WHAT IS BEING ASKED ->
Leaving out all images, write out the records that follow exactly.

RECORDS PROVIDED ->
☆ ☆ ☆
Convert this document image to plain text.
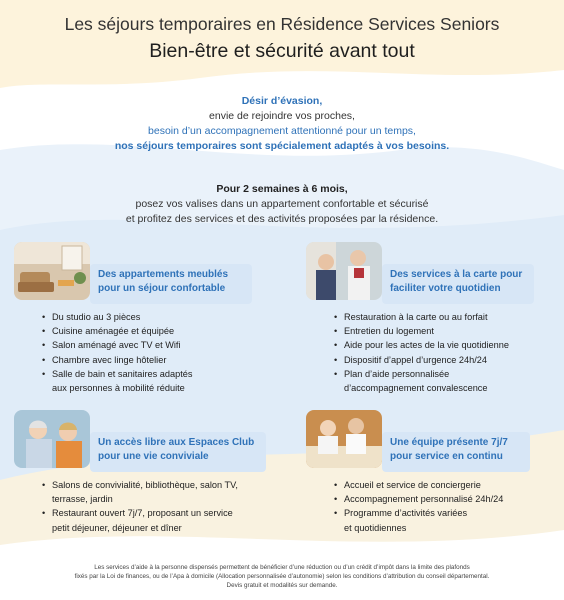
Les séjours temporaires en Résidence Services Seniors
Bien-être et sécurité avant tout
Désir d’évasion,
envie de rejoindre vos proches,
besoin d’un accompagnement attentionné pour un temps,
nos séjours temporaires sont spécialement adaptés à vos besoins.
Pour 2 semaines à 6 mois,
posez vos valises dans un appartement confortable et sécurisé
et profitez des services et des activités proposées par la résidence.
Des appartements meublés
pour un séjour confortable
• Du studio au 3 pièces
• Cuisine aménagée et équipée
• Salon aménagé avec TV et Wifi
• Chambre avec linge hôtelier
• Salle de bain et sanitaires adaptés
aux personnes à mobilité réduite
Des services à la carte pour
faciliter votre quotidien
• Restauration à la carte ou au forfait
• Entretien du logement
• Aide pour les actes de la vie quotidienne
• Dispositif d’appel d’urgence 24h/24
• Plan d’aide personnalisée
d’accompagnement convalescence
Un accès libre aux Espaces Club
pour une vie conviviale
• Salons de convivialité, bibliothèque, salon TV,
terrasse, jardin
• Restaurant ouvert 7j/7, proposant un service
petit déjeuner, déjeuner et dîner
Une équipe présente 7j/7
pour service en continu
• Accueil et service de conciergerie
• Accompagnement personnalisé 24h/24
• Programme d’activités variées
et quotidiennes
Les services d’aide à la personne dispensés permettent de bénéficier d’une réduction ou d’un crédit d’impôt dans la limite des plafonds
fixés par la Loi de finances, ou de l’Apa à domicile (Allocation personnalisée d’autonomie) selon les conditions d’attribution du conseil départemental.
Devis gratuit et modalités sur demande.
☆ ☆ ☆
RESULT BELOW ->
Convert this document image to plain text.
Les séjours temporaires en Résidence Services Seniors
Bien-être et sécurité avant tout
Désir d’évasion,
envie de rejoindre vos proches,
besoin d’un accompagnement attentionné pour un temps,
nos séjours temporaires sont spécialement adaptés à vos besoins.
Pour 2 semaines à 6 mois,
posez vos valises dans un appartement confortable et sécurisé
et profitez des services et des activités proposées par la résidence.
Des appartements meublés
pour un séjour confortable
• Du studio au 3 pièces
• Cuisine aménagée et équipée
• Salon aménagé avec TV et Wifi
• Chambre avec linge hôtelier
• Salle de bain et sanitaires adaptés
aux personnes à mobilité réduite
Des services à la carte pour
faciliter votre quotidien
• Restauration à la carte ou au forfait
• Entretien du logement
• Aide pour les actes de la vie quotidienne
• Dispositif d’appel d’urgence 24h/24
• Plan d’aide personnalisée
d’accompagnement convalescence
Un accès libre aux Espaces Club
pour une vie conviviale
• Salons de convivialité, bibliothèque, salon TV,
terrasse, jardin
• Restaurant ouvert 7j/7, proposant un service
petit déjeuner, déjeuner et dîner
Une équipe présente 7j/7
pour service en continu
• Accueil et service de conciergerie
• Accompagnement personnalisé 24h/24
• Programme d’activités variées
et quotidiennes
Les services d’aide à la personne dispensés permettent de bénéficier d’une réduction ou d’un crédit d’impôt dans la limite des plafonds
fixés par la Loi de finances, ou de l’Apa à domicile (Allocation personnalisée d’autonomie) selon les conditions d’attribution du conseil départemental.
Devis gratuit et modalités sur demande.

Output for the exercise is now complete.